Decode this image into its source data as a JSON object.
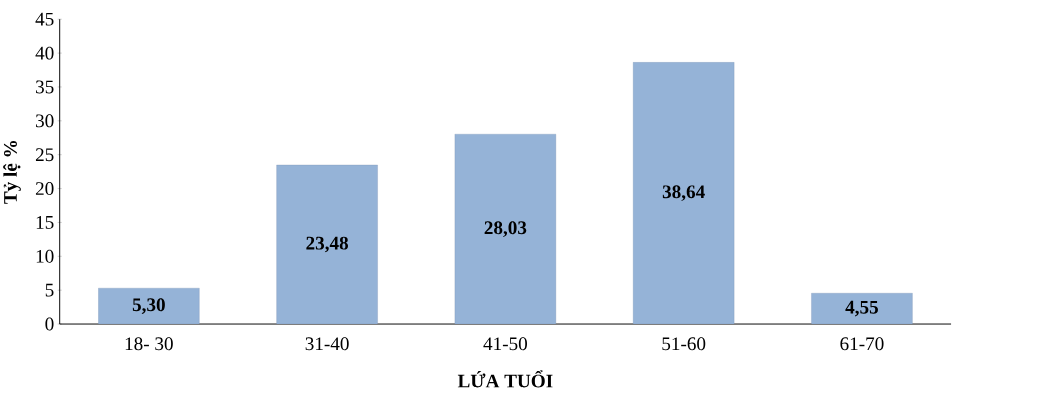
{
  "chart_data": {
    "type": "bar",
    "xlabel": "LỨA TUỔI",
    "ylabel": "Tỷ lệ %",
    "categories": [
      "18- 30",
      "31-40",
      "41-50",
      "51-60",
      "61-70"
    ],
    "values": [
      5.3,
      23.48,
      28.03,
      38.64,
      4.55
    ],
    "value_labels": [
      "5,30",
      "23,48",
      "28,03",
      "38,64",
      "4,55"
    ],
    "color": "#95b3d7",
    "ylim": [
      0,
      45
    ],
    "yticks": [
      0,
      5,
      10,
      15,
      20,
      25,
      30,
      35,
      40,
      45
    ],
    "grid": false
  }
}
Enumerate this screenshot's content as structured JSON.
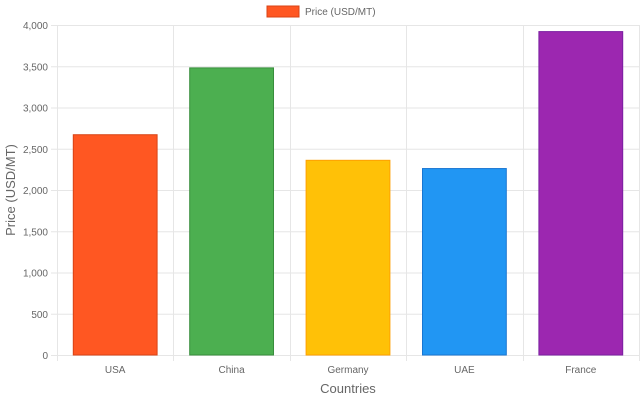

━━━━━━━━━━━━━━━━━━━━

_WRITTEN TASK_.
Keep the pictures out of the copy and return the rest of the data above exactly.

_WRITTEN ANSWER_.
Decode this image into its source data as a JSON object.
{
  "chart_data": {
    "type": "bar",
    "xlabel": "LỨA TUỔI",
    "ylabel": "Tỷ lệ %",
    "categories": [
      "18- 30",
      "31-40",
      "41-50",
      "51-60",
      "61-70"
    ],
    "values": [
      5.3,
      23.48,
      28.03,
      38.64,
      4.55
    ],
    "value_labels": [
      "5,30",
      "23,48",
      "28,03",
      "38,64",
      "4,55"
    ],
    "color": "#95b3d7",
    "ylim": [
      0,
      45
    ],
    "yticks": [
      0,
      5,
      10,
      15,
      20,
      25,
      30,
      35,
      40,
      45
    ],
    "grid": false
  }
}
Enumerate this screenshot's content as structured JSON.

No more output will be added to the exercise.